ITEMS:
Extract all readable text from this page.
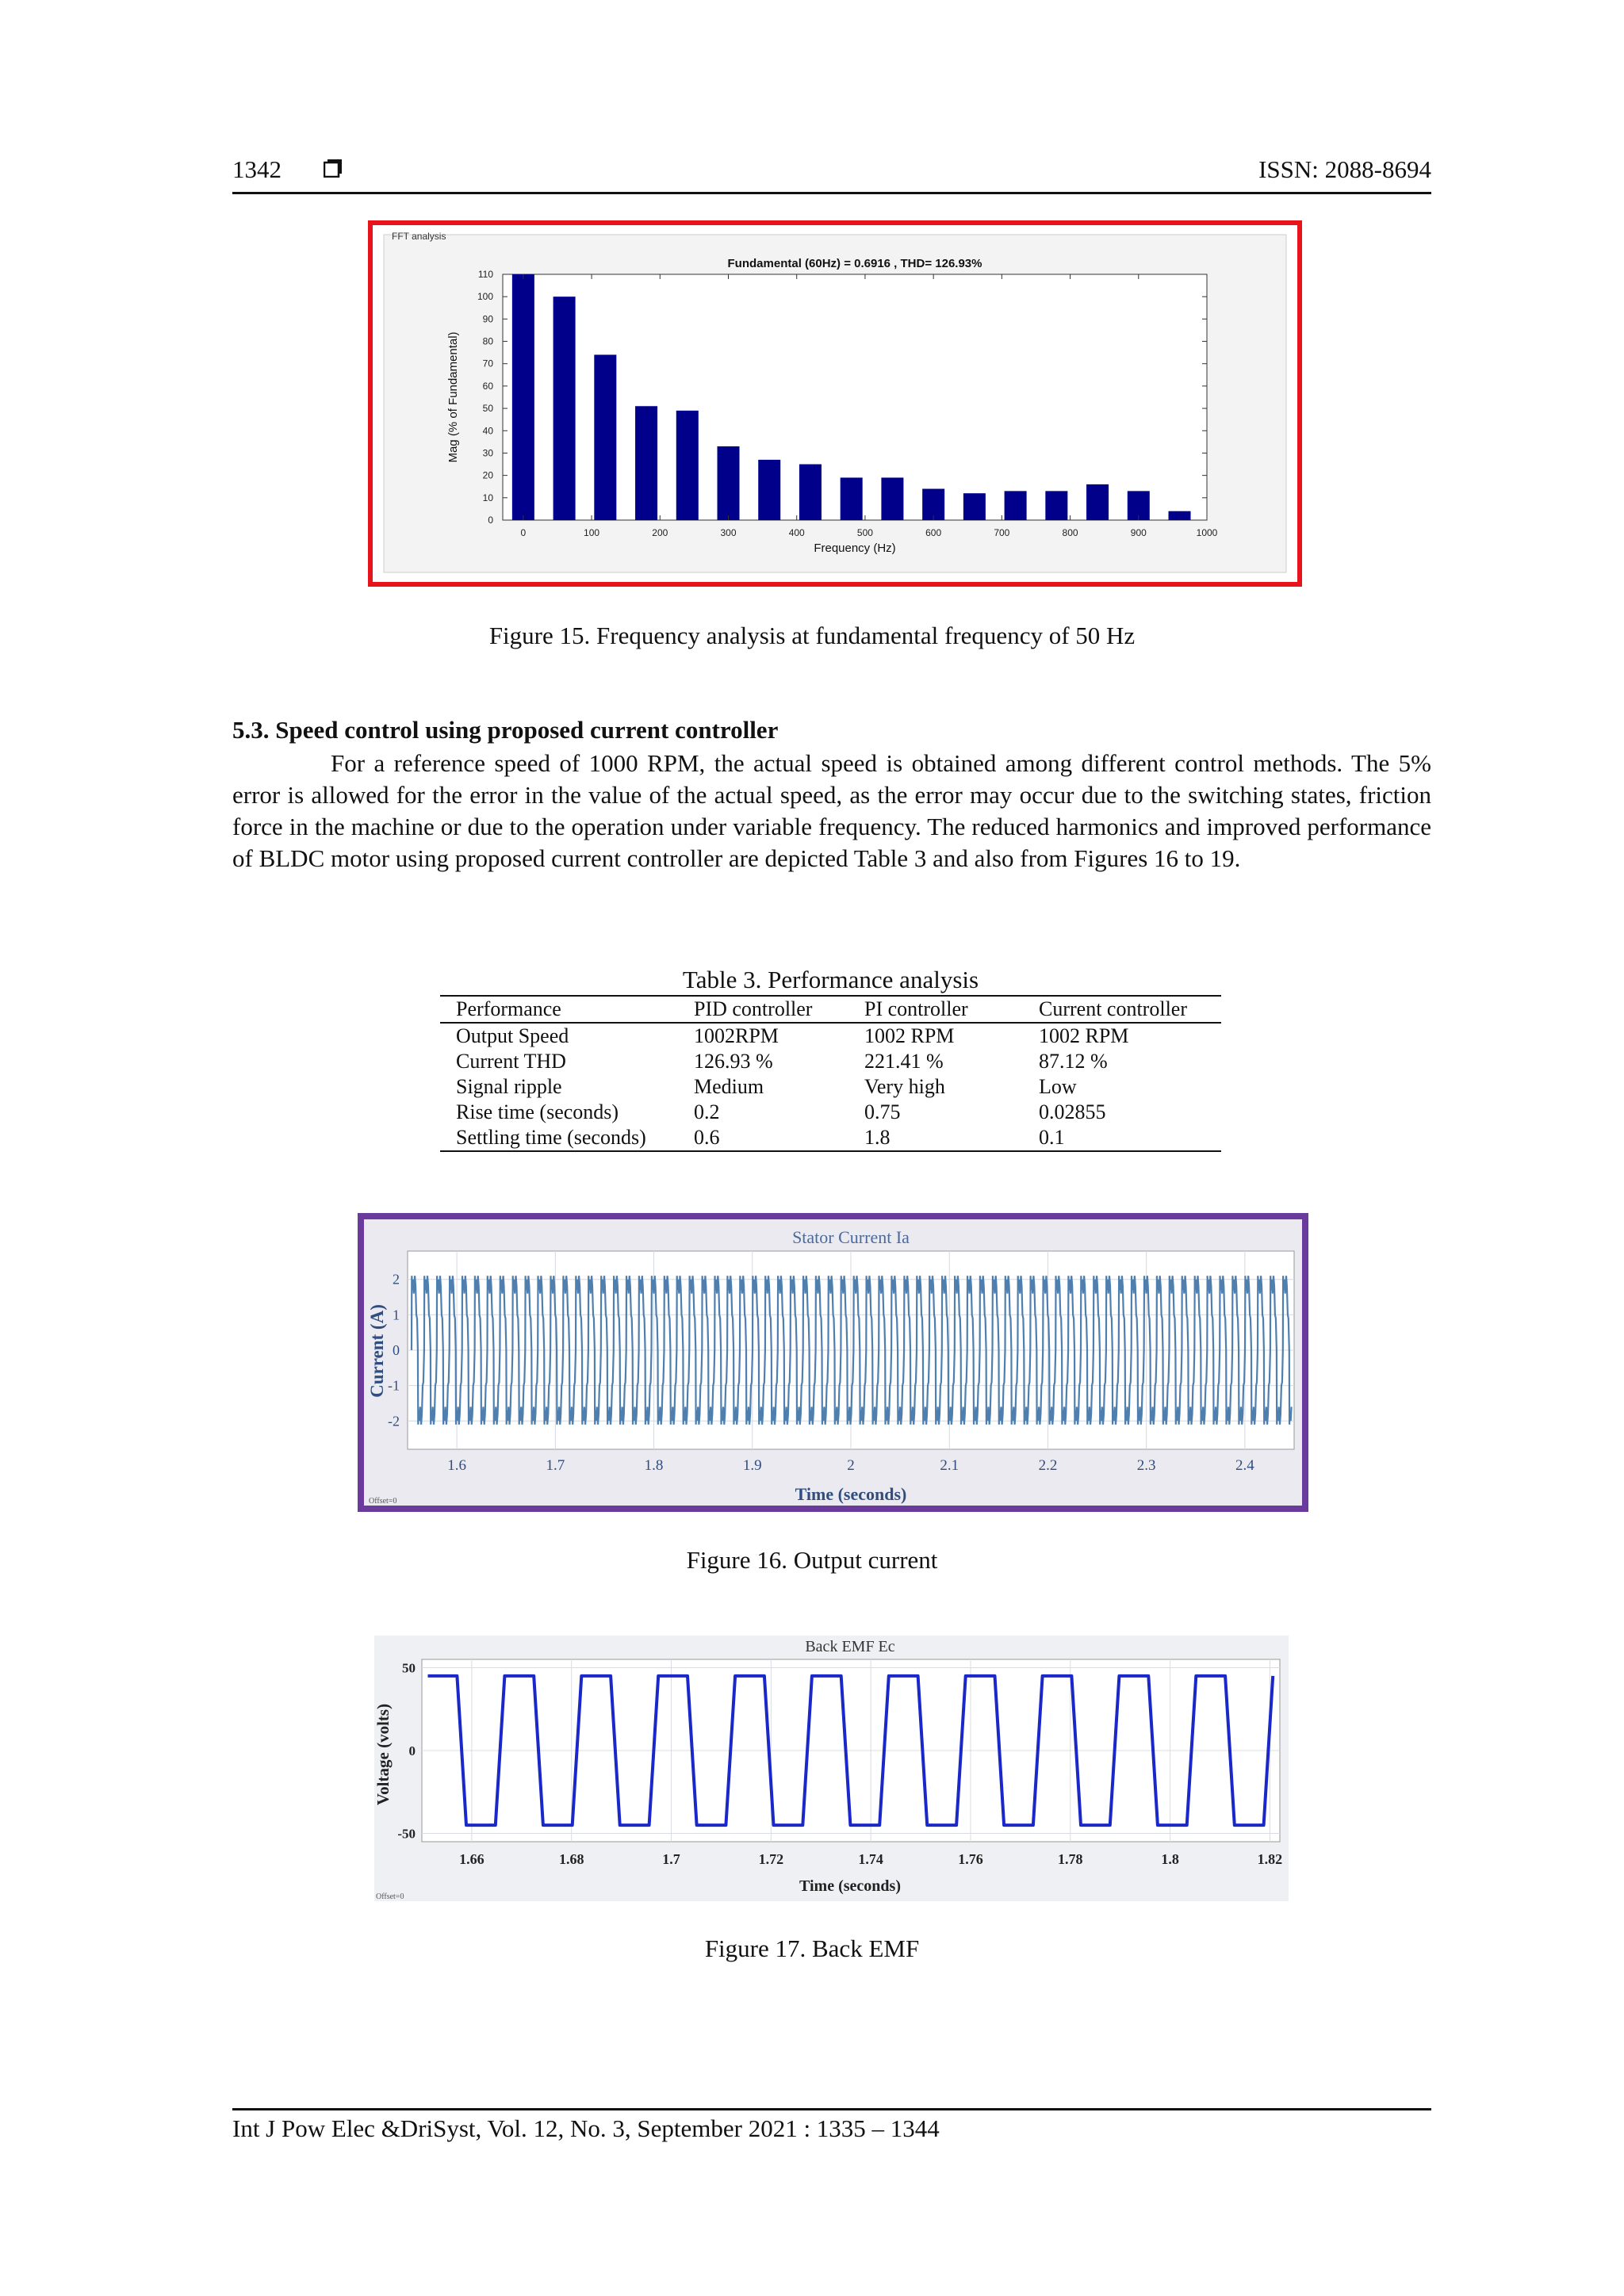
1342	ISSN: 2088-8694
FFT analysis
Fundamental (60Hz) = 0.6916 , THD= 126.93%
Frequency (Hz)
Mag (% of Fundamental)
0
10
20
30
40
50
60
70
80
90
100
110
0	100	200	300	400	500	600	700	800	900	1000
Figure 15. Frequency analysis at fundamental frequency of 50 Hz
5.3. Speed control using proposed current controller
For a reference speed of 1000 RPM, the actual speed is obtained among different control methods. The 5% error is allowed for the error in the value of the actual speed, as the error may occur due to the switching states, friction force in the machine or due to the operation under variable frequency. The reduced harmonics and improved performance of BLDC motor using proposed current controller are depicted Table 3 and also from Figures 16 to 19.
Table 3. Performance analysis
Performance	PID controller	PI controller	Current controller
Output Speed	1002RPM	1002 RPM	1002 RPM
Current THD	126.93 %	221.41 %	87.12 %
Signal ripple	Medium	Very high	Low
Rise time (seconds)	0.2	0.75	0.02855
Settling time (seconds)	0.6	1.8	0.1
Stator Current Ia
Time (seconds)
Current (A)
Offset=0
-2
-1
0
1
2
1.6	1.7	1.8	1.9	2	2.1	2.2	2.3	2.4
Figure 16. Output current
Back EMF Ec
Time (seconds)
Voltage (volts)
Offset=0
-50
0
50
1.66	1.68	1.7	1.72	1.74	1.76	1.78	1.8	1.82
Figure 17. Back EMF
Int J Pow Elec &DriSyst, Vol. 12, No. 3, September 2021 : 1335 – 1344
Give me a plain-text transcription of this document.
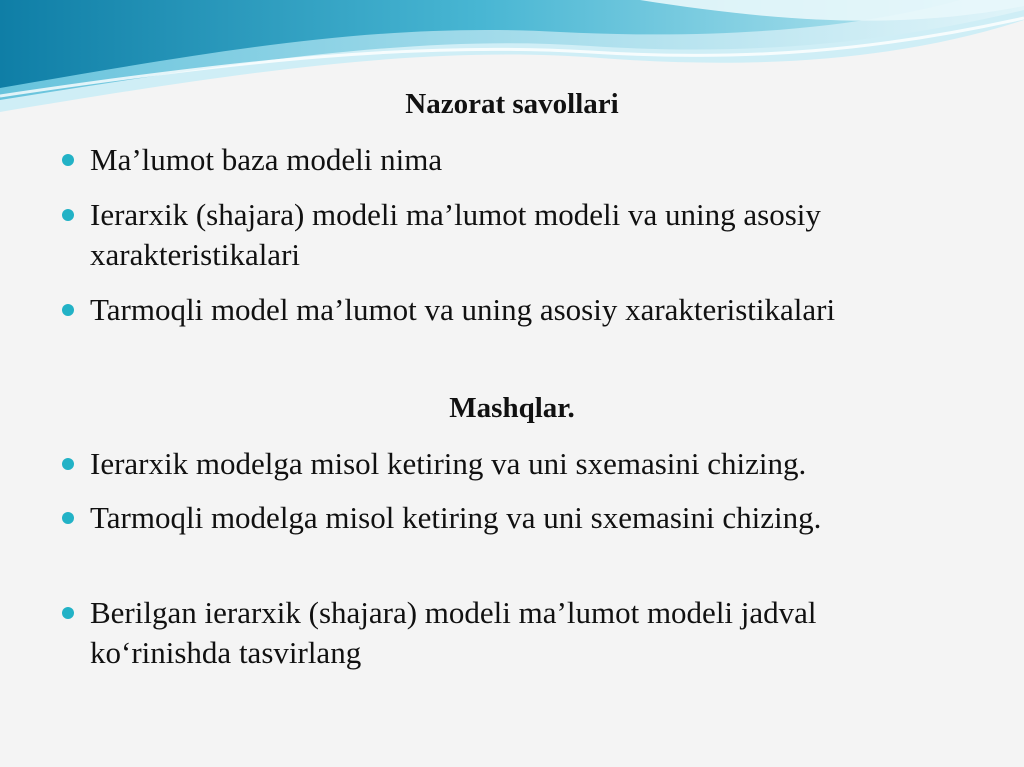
Nazorat savollari

Ma’lumot baza modeli nima

Ierarxik (shajara) modeli ma’lumot modeli va uning asosiy xarakteristikalari

Tarmoqli model ma’lumot va uning asosiy xarakteristikalari

Mashqlar.

Ierarxik modelga misol ketiring va uni sxemasini chizing.

Tarmoqli modelga misol ketiring va uni sxemasini chizing.

Berilgan ierarxik (shajara) modeli ma’lumot modeli jadval ko‘rinishda tasvirlang
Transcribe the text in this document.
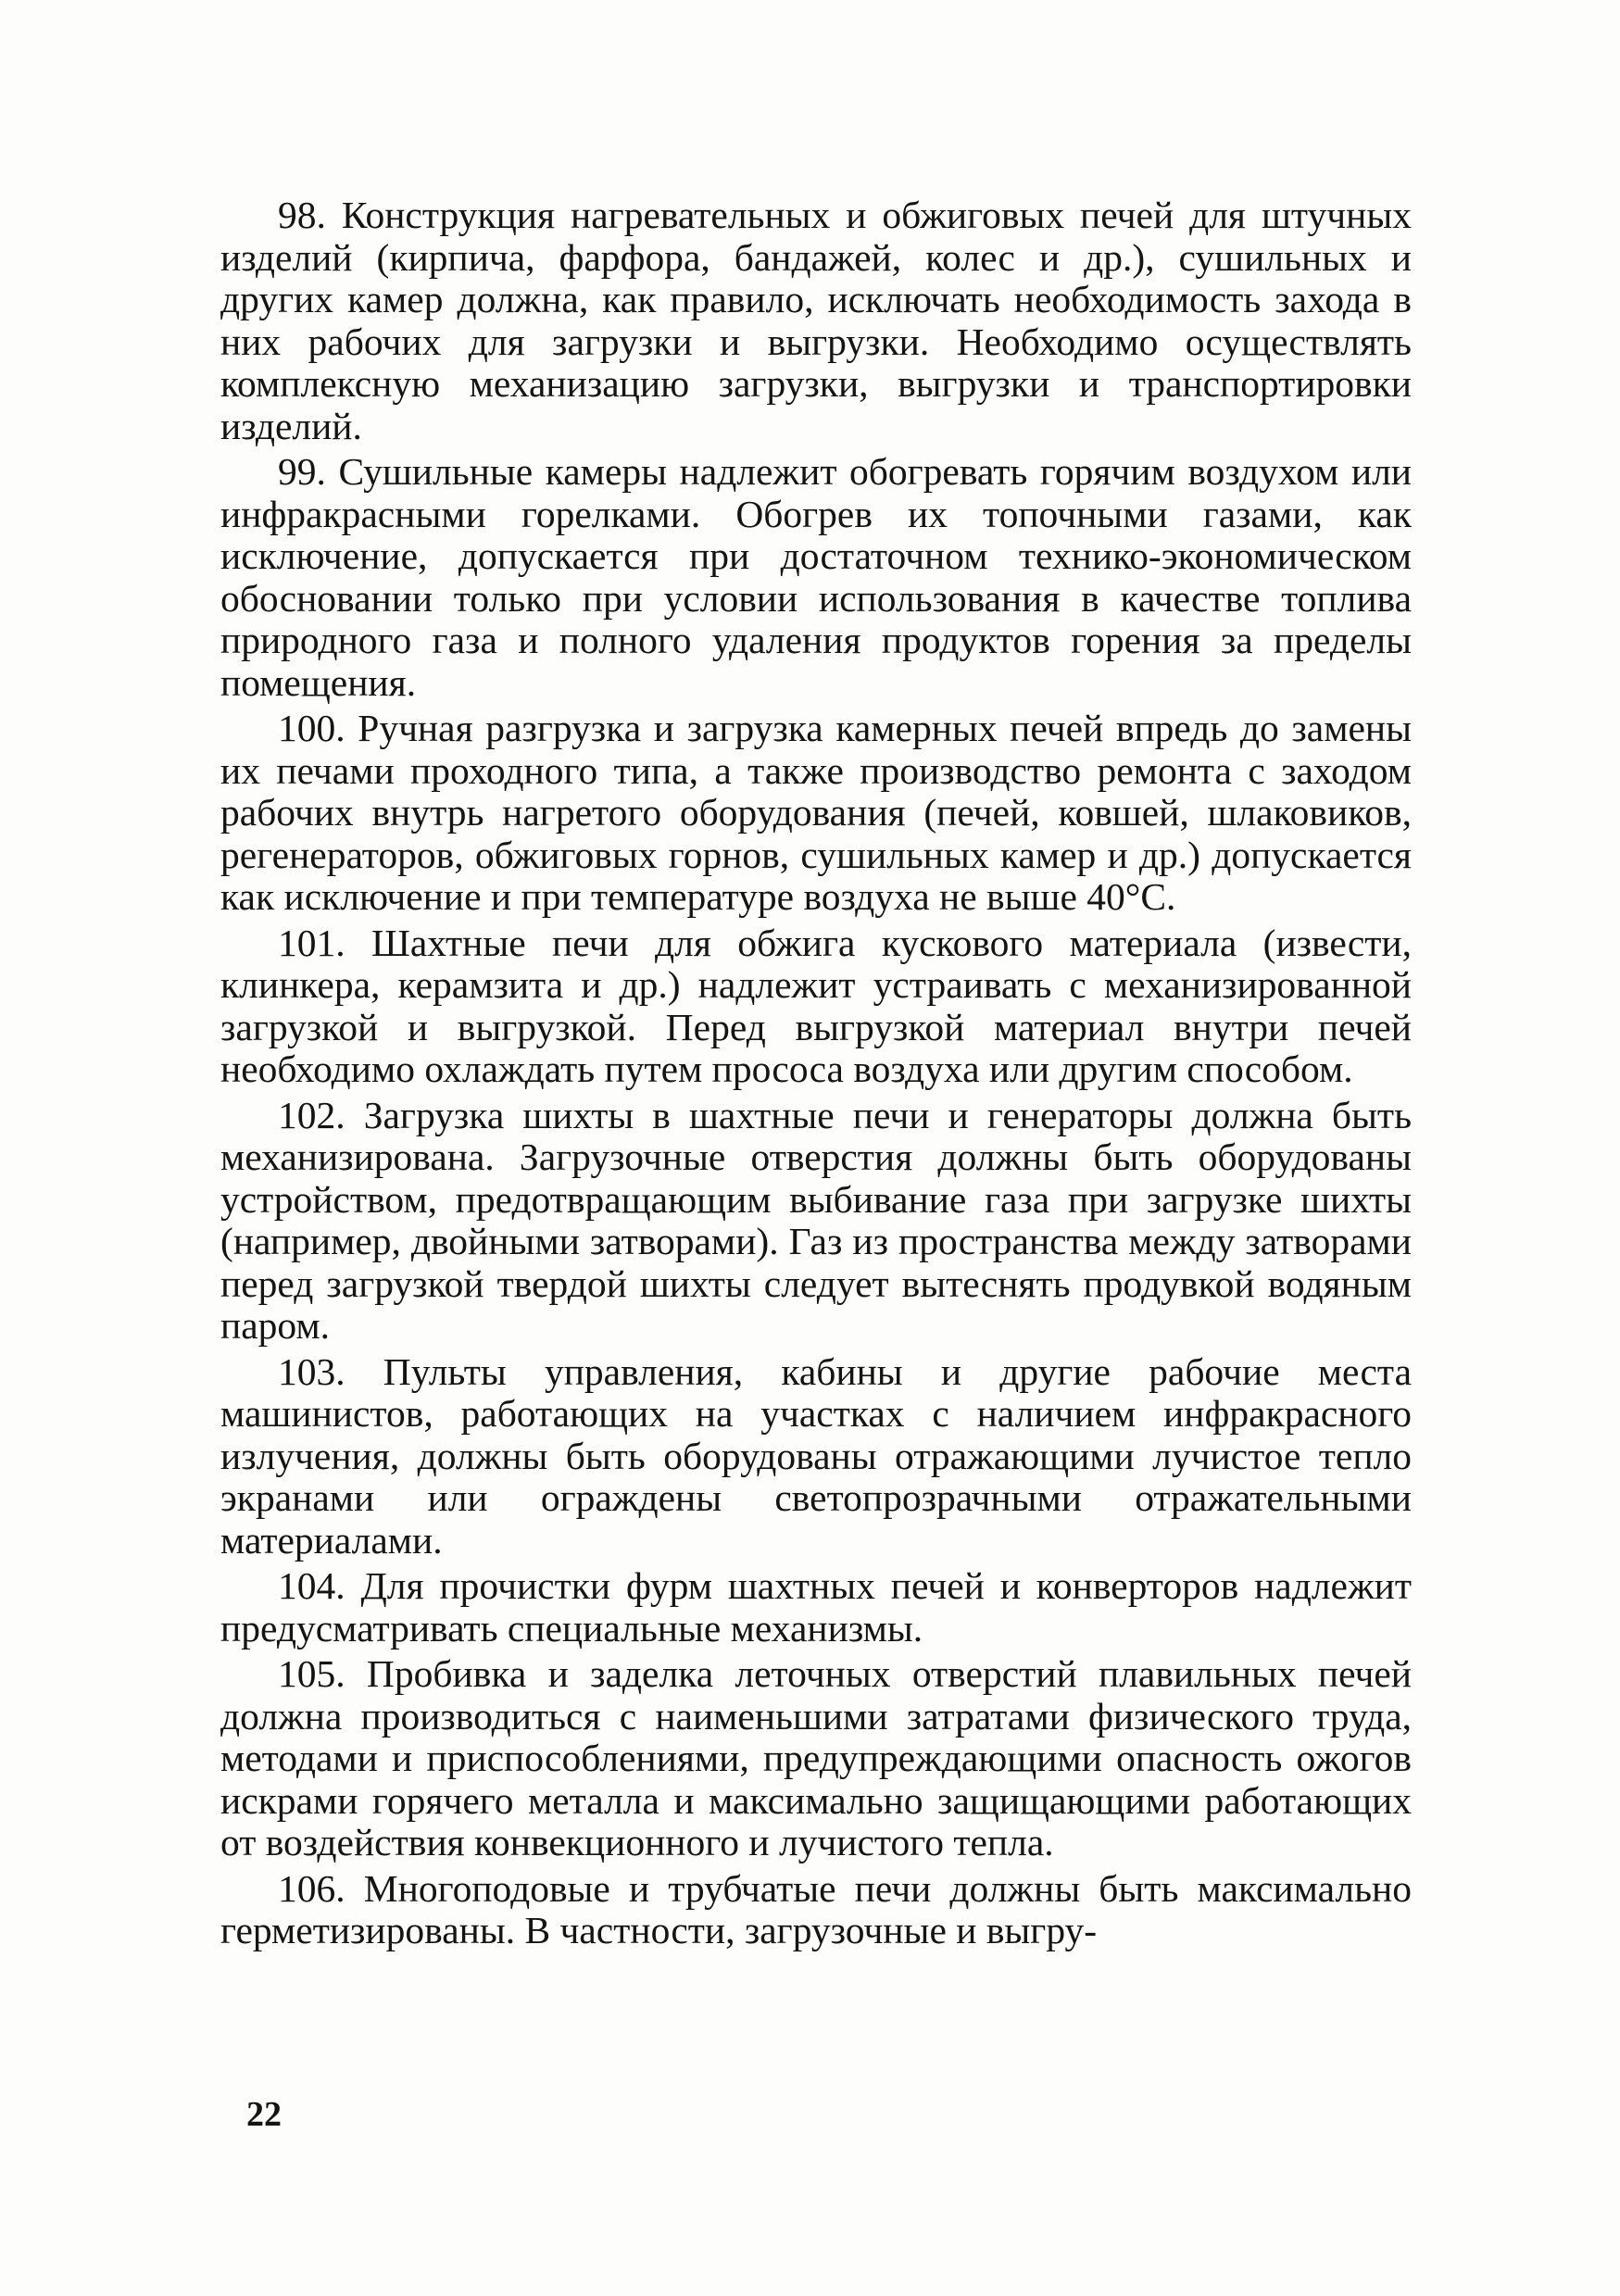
98. Конструкция нагревательных и обжиговых печей для штучных изделий (кирпича, фарфора, бандажей, колес и др.), сушильных и других камер должна, как правило, исключать необходимость захода в них рабочих для загрузки и выгрузки. Необходимо осуществлять комплексную механизацию загрузки, выгрузки и транспортировки изделий.

99. Сушильные камеры надлежит обогревать горячим воздухом или инфракрасными горелками. Обогрев их топочными газами, как исключение, допускается при достаточном технико-экономическом обосновании только при условии использования в качестве топлива природного газа и полного удаления продуктов горения за пределы помещения.

100. Ручная разгрузка и загрузка камерных печей впредь до замены их печами проходного типа, а также производство ремонта с заходом рабочих внутрь нагретого оборудования (печей, ковшей, шлаковиков, регенераторов, обжиговых горнов, сушильных камер и др.) допускается как исключение и при температуре воздуха не выше 40°С.

101. Шахтные печи для обжига кускового материала (извести, клинкера, керамзита и др.) надлежит устраивать с механизированной загрузкой и выгрузкой. Перед выгрузкой материал внутри печей необходимо охлаждать путем прососа воздуха или другим способом.

102. Загрузка шихты в шахтные печи и генераторы должна быть механизирована. Загрузочные отверстия должны быть оборудованы устройством, предотвращающим выбивание газа при загрузке шихты (например, двойными затворами). Газ из пространства между затворами перед загрузкой твердой шихты следует вытеснять продувкой водяным паром.

103. Пульты управления, кабины и другие рабочие места машинистов, работающих на участках с наличием инфракрасного излучения, должны быть оборудованы отражающими лучистое тепло экранами или ограждены светопрозрачными отражательными материалами.

104. Для прочистки фурм шахтных печей и конверторов надлежит предусматривать специальные механизмы.

105. Пробивка и заделка леточных отверстий плавильных печей должна производиться с наименьшими затратами физического труда, методами и приспособлениями, предупреждающими опасность ожогов искрами горячего металла и максимально защищающими работающих от воздействия конвекционного и лучистого тепла.

106. Многоподовые и трубчатые печи должны быть максимально герметизированы. В частности, загрузочные и выгру-

22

EXERCISE: Reproduce the entries above word for word. Pictures stay out.

RESULT BELOW:
Extract all readable text from this page.
1342	ISSN: 2088-8694
FFT analysis
Fundamental (60Hz) = 0.6916 , THD= 126.93%
Frequency (Hz)
Mag (% of Fundamental)
0
10
20
30
40
50
60
70
80
90
100
110
0	100	200	300	400	500	600	700	800	900	1000
Figure 15. Frequency analysis at fundamental frequency of 50 Hz
5.3. Speed control using proposed current controller
For a reference speed of 1000 RPM, the actual speed is obtained among different control methods. The 5% error is allowed for the error in the value of the actual speed, as the error may occur due to the switching states, friction force in the machine or due to the operation under variable frequency. The reduced harmonics and improved performance of BLDC motor using proposed current controller are depicted Table 3 and also from Figures 16 to 19.
Table 3. Performance analysis
Performance	PID controller	PI controller	Current controller
Output Speed	1002RPM	1002 RPM	1002 RPM
Current THD	126.93 %	221.41 %	87.12 %
Signal ripple	Medium	Very high	Low
Rise time (seconds)	0.2	0.75	0.02855
Settling time (seconds)	0.6	1.8	0.1
Stator Current Ia
Time (seconds)
Current (A)
Offset=0
-2
-1
0
1
2
1.6	1.7	1.8	1.9	2	2.1	2.2	2.3	2.4
Figure 16. Output current
Back EMF Ec
Time (seconds)
Voltage (volts)
Offset=0
-50
0
50
1.66	1.68	1.7	1.72	1.74	1.76	1.78	1.8	1.82
Figure 17. Back EMF
Int J Pow Elec &DriSyst, Vol. 12, No. 3, September 2021 : 1335 – 1344
Give me a plain-text transcription of this document.
Nazorat savollari

Ma’lumot baza modeli nima

Ierarxik (shajara) modeli ma’lumot modeli va uning asosiy xarakteristikalari

Tarmoqli model ma’lumot va uning asosiy xarakteristikalari

Mashqlar.

Ierarxik modelga misol ketiring va uni sxemasini chizing.

Tarmoqli modelga misol ketiring va uni sxemasini chizing.

Berilgan ierarxik (shajara) modeli ma’lumot modeli jadval ko‘rinishda tasvirlang
Transcribe the text in this document.
98. Конструкция нагревательных и обжиговых печей для штучных изделий (кирпича, фарфора, бандажей, колес и др.), сушильных и других камер должна, как правило, исключать необходимость захода в них рабочих для загрузки и выгрузки. Необходимо осуществлять комплексную механизацию загрузки, выгрузки и транспортировки изделий.

99. Сушильные камеры надлежит обогревать горячим воздухом или инфракрасными горелками. Обогрев их топочными газами, как исключение, допускается при достаточном технико-экономическом обосновании только при условии использования в качестве топлива природного газа и полного удаления продуктов горения за пределы помещения.

100. Ручная разгрузка и загрузка камерных печей впредь до замены их печами проходного типа, а также производство ремонта с заходом рабочих внутрь нагретого оборудования (печей, ковшей, шлаковиков, регенераторов, обжиговых горнов, сушильных камер и др.) допускается как исключение и при температуре воздуха не выше 40°С.

101. Шахтные печи для обжига кускового материала (извести, клинкера, керамзита и др.) надлежит устраивать с механизированной загрузкой и выгрузкой. Перед выгрузкой материал внутри печей необходимо охлаждать путем прососа воздуха или другим способом.

102. Загрузка шихты в шахтные печи и генераторы должна быть механизирована. Загрузочные отверстия должны быть оборудованы устройством, предотвращающим выбивание газа при загрузке шихты (например, двойными затворами). Газ из пространства между затворами перед загрузкой твердой шихты следует вытеснять продувкой водяным паром.

103. Пульты управления, кабины и другие рабочие места машинистов, работающих на участках с наличием инфракрасного излучения, должны быть оборудованы отражающими лучистое тепло экранами или ограждены светопрозрачными отражательными материалами.

104. Для прочистки фурм шахтных печей и конверторов надлежит предусматривать специальные механизмы.

105. Пробивка и заделка леточных отверстий плавильных печей должна производиться с наименьшими затратами физического труда, методами и приспособлениями, предупреждающими опасность ожогов искрами горячего металла и максимально защищающими работающих от воздействия конвекционного и лучистого тепла.

106. Многоподовые и трубчатые печи должны быть максимально герметизированы. В частности, загрузочные и выгру-

22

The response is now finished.